* [Exercise objective]
Please retype the lines of the records exactly, beginning at the line that contains "level-square: [88, 525, 96, 533]" and stopping after the line that contains "skills-divider: [71, 486, 639, 487]".

* [Material provided]

* Begin *

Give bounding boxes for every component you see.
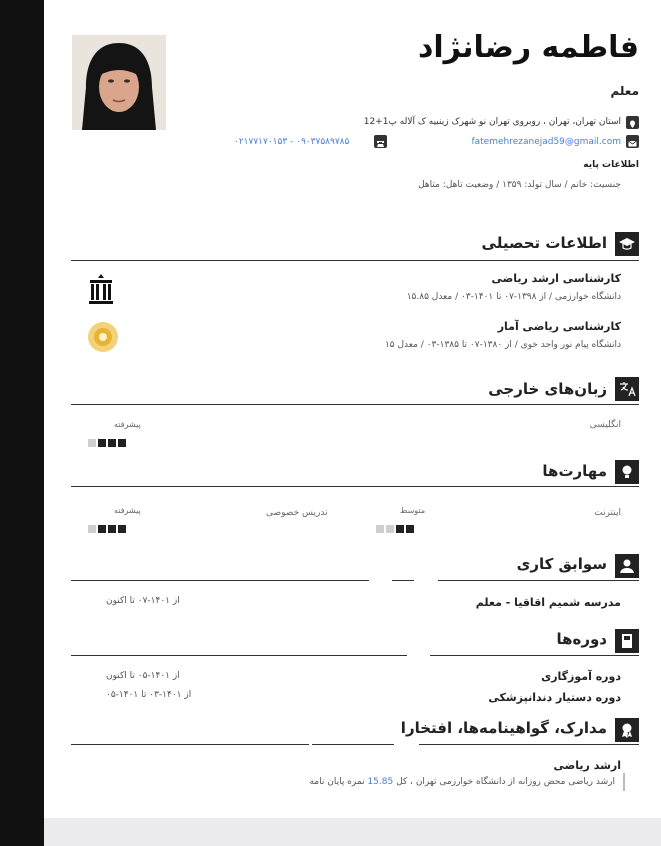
level-square: [88, 525, 96, 533]
level-square: [108, 525, 116, 533]
university-logo: [86, 272, 116, 308]
level-square: [386, 525, 394, 533]
person-icon: [615, 554, 639, 578]
cert-item-score: 15.85: [367, 777, 394, 787]
location-pin-icon: [626, 116, 639, 129]
education-item-degree: کارشناسی ارشد ریاضی: [491, 272, 621, 285]
cert-item-text: ارشد ریاضی محض روزانه از دانشگاه خوارزمی تهران ، کل 15.85 نمره پایان نامه: [309, 777, 615, 787]
certs-section-title: مدارک، گواهینامه‌ها، افتخارا: [400, 719, 607, 737]
award-icon: [615, 718, 639, 742]
language-level-bar: [86, 432, 126, 442]
work-divider: [438, 580, 639, 581]
level-square: [396, 525, 404, 533]
skills-divider: [71, 486, 639, 487]
education-item-detail: دانشگاه پیام نور واحد خوی / از ۱۳۸۰-۰۷ تا ۱۳۸۵-۰۳ / معدل ۱۵: [384, 340, 621, 350]
work-divider: [71, 580, 369, 581]
work-item-date: از ۱۴۰۱-۰۷ تا اکنون: [106, 596, 180, 606]
skill-name: اینترنت: [594, 508, 621, 518]
university-logo: [86, 320, 120, 354]
certs-divider: [419, 744, 639, 745]
education-section-title: اطلاعات تحصیلی: [481, 234, 607, 252]
level-square: [108, 439, 116, 447]
profile-photo: [72, 35, 166, 130]
full-name: فاطمه رضانژاد: [417, 30, 639, 65]
address-text: استان تهران، تهران ، روبروی تهران نو شهرک زینبیه ک آلاله پ1+12: [363, 117, 621, 127]
languages-section-title: زبان‌های خارجی: [488, 380, 607, 398]
language-level-label: پیشرفته: [114, 420, 141, 429]
certs-divider: [71, 744, 309, 745]
level-square: [98, 525, 106, 533]
courses-divider: [369, 655, 407, 656]
work-item-title: مدرسه شمیم اقاقیا - معلم: [475, 596, 621, 609]
skill-level-label: متوسط: [400, 506, 426, 515]
resume-page: [44, 0, 661, 818]
work-divider: [392, 580, 414, 581]
book-icon: [615, 629, 639, 653]
graduation-cap-icon: [615, 232, 639, 256]
level-square: [98, 439, 106, 447]
skill-level-label: پیشرفته: [114, 506, 141, 515]
cert-item-title: ارشد ریاضی: [553, 759, 621, 772]
level-square: [88, 439, 96, 447]
phone-icon: [374, 135, 387, 148]
education-item-detail: دانشگاه خوارزمی / از ۱۳۹۸-۰۷ تا ۱۴۰۱-۰۳ / معدل ۱۵.۸۵: [406, 292, 621, 302]
skill-name: تدریس خصوصی: [266, 508, 328, 518]
course-item-title: دوره دستیار دندانپزشکی: [488, 691, 621, 704]
skill-level-bar: [374, 518, 414, 528]
course-item-date: از ۱۴۰۱-۰۵ تا اکنون: [106, 671, 180, 681]
work-section-title: سوابق کاری: [516, 555, 607, 573]
basic-info-title: اطلاعات پایه: [583, 160, 639, 170]
level-square: [118, 525, 126, 533]
courses-divider: [430, 655, 639, 656]
basic-info-line: جنسیت: خانم / سال تولد: ۱۳۵۹ / وضعیت تاهل: متاهل: [418, 180, 621, 190]
job-title: معلم: [610, 84, 639, 98]
screen-frame-left: [0, 0, 44, 846]
courses-section-title: دوره‌ها: [556, 630, 607, 648]
skill-level-bar: [86, 518, 126, 528]
phone-numbers[interactable]: ۰۲۱۷۷۱۷۰۱۵۳ - ۰۹۰۳۷۵۸۹۷۸۵: [234, 137, 350, 147]
level-square: [376, 525, 384, 533]
course-item-date: از ۱۴۰۱-۰۳ تا ۱۴۰۱-۰۵: [106, 690, 192, 700]
course-item-title: دوره آموزگاری: [541, 670, 621, 683]
education-divider: [71, 260, 639, 261]
level-square: [406, 525, 414, 533]
email-link[interactable]: fatemehrezanejad59@gmail.com: [471, 137, 621, 147]
skills-section-title: مهارت‌ها: [542, 462, 607, 480]
certs-divider: [312, 744, 394, 745]
cert-item-rule: [623, 773, 625, 791]
email-icon: [626, 135, 639, 148]
level-square: [118, 439, 126, 447]
courses-divider: [71, 655, 369, 656]
language-name: انگلیسی: [589, 420, 621, 430]
lightbulb-icon: [615, 460, 639, 484]
languages-divider: [71, 404, 639, 405]
translate-icon: [615, 377, 639, 401]
education-item-degree: کارشناسی ریاضی آمار: [497, 320, 621, 333]
screen-frame-bottom: [44, 818, 661, 846]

* End *

* [Worked answer]
level-square: [88, 525, 96, 533]
level-square: [108, 525, 116, 533]
university-logo: [86, 272, 116, 308]
level-square: [386, 525, 394, 533]
person-icon: [615, 554, 639, 578]
cert-item-score: 15.85: [367, 777, 394, 787]
location-pin-icon: [626, 116, 639, 129]
education-item-degree: کارشناسی ارشد ریاضی: [491, 272, 621, 285]
cert-item-text: ارشد ریاضی محض روزانه از دانشگاه خوارزمی تهران ، کل 15.85 نمره پایان نامه: [309, 777, 615, 787]
certs-section-title: مدارک، گواهینامه‌ها، افتخارا: [400, 719, 607, 737]
award-icon: [615, 718, 639, 742]
language-level-bar: [86, 432, 126, 442]
work-divider: [438, 580, 639, 581]
level-square: [396, 525, 404, 533]
skills-divider: [71, 486, 639, 487]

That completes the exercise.